DIRECTIVE:
Using the data below, gather each line that includes the word "управления".

RAW DATA:
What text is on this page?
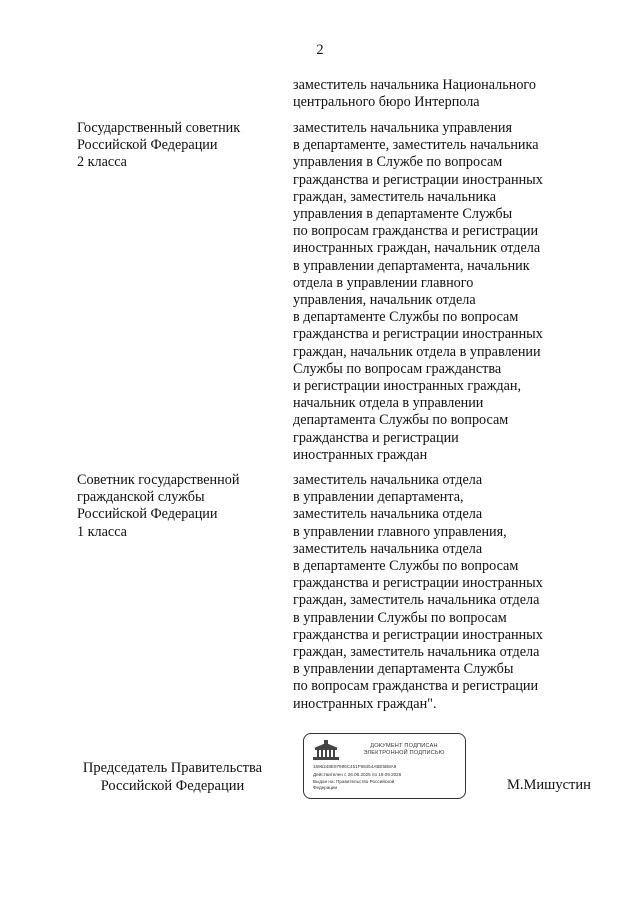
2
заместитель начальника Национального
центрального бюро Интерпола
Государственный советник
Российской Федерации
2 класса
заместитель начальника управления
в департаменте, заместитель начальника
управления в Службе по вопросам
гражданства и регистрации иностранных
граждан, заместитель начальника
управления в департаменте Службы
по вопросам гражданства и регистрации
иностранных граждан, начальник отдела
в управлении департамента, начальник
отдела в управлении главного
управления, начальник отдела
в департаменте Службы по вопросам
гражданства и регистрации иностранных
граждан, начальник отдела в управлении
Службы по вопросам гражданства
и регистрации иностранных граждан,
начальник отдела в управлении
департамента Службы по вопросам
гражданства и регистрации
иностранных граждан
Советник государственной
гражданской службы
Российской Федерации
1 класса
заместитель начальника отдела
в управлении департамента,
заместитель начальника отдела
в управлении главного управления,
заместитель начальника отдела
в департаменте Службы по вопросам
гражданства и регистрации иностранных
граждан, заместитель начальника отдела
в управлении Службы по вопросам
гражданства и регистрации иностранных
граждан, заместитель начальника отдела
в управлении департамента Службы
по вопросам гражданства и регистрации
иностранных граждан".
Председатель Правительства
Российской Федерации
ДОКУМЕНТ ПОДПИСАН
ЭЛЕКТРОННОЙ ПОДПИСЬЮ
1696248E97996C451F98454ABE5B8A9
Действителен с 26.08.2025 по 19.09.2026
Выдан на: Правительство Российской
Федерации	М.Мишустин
...
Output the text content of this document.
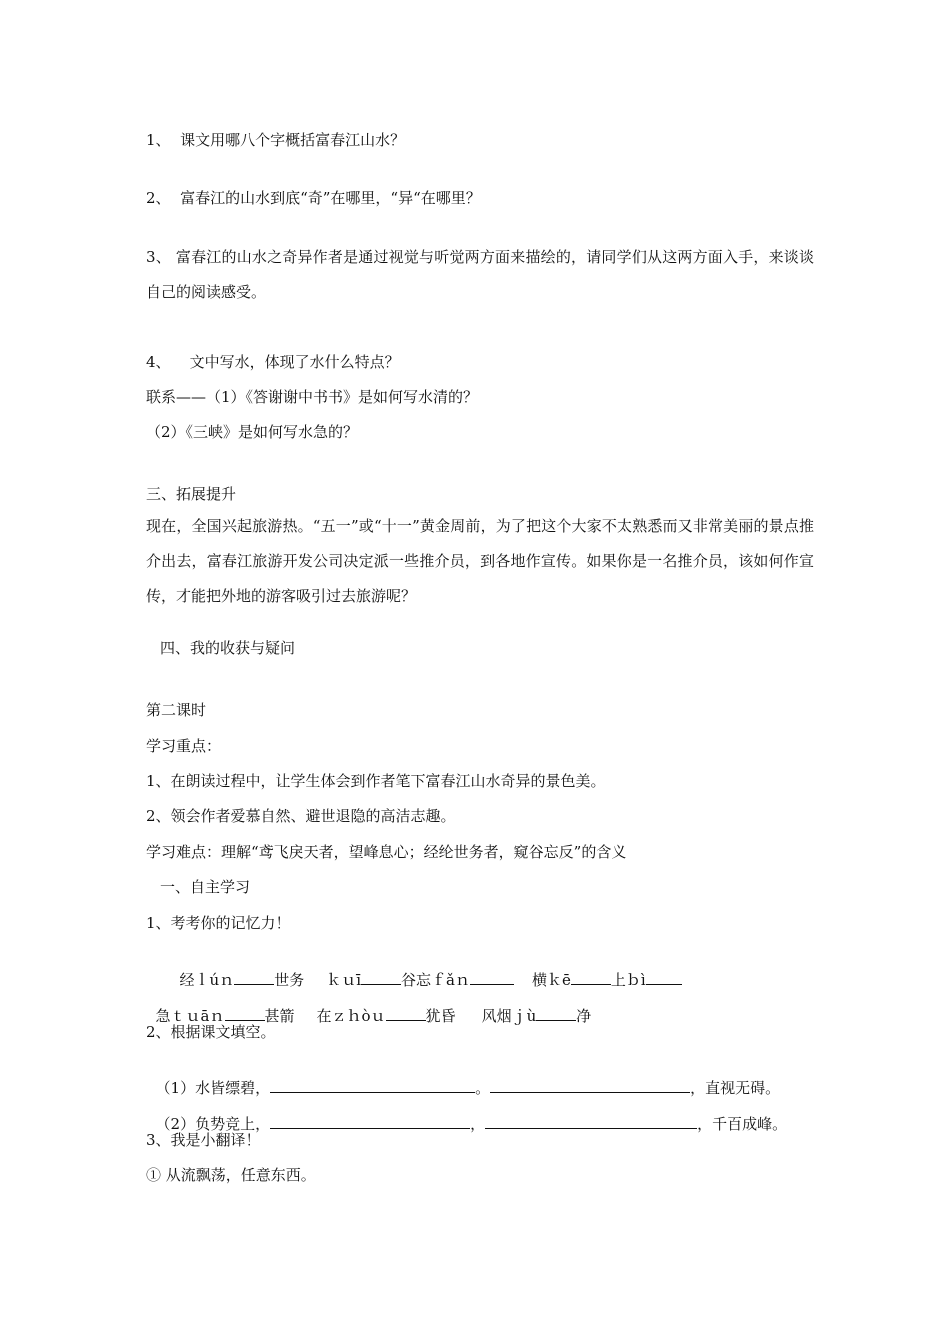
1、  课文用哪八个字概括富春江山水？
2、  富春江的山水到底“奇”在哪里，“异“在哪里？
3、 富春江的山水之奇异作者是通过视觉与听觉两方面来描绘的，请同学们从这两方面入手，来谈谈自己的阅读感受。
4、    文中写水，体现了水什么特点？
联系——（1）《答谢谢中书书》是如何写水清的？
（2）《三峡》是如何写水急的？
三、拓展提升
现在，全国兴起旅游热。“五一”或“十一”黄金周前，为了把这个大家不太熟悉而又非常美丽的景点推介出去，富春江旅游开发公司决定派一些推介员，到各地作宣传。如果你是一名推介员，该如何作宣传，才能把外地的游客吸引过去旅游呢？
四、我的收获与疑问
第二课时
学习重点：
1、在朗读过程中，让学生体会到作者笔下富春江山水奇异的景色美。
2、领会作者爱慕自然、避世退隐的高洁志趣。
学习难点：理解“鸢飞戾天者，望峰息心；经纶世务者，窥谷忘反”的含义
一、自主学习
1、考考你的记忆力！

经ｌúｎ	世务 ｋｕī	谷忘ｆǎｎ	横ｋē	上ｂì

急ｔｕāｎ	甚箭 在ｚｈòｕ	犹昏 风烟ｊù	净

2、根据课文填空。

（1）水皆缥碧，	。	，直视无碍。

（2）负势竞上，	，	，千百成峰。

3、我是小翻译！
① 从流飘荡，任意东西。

ANSWER:
заместитель начальника управления
управления в Службе по вопросам
управления в департаменте Службы
управления, начальник отдела
в управлении главного управления,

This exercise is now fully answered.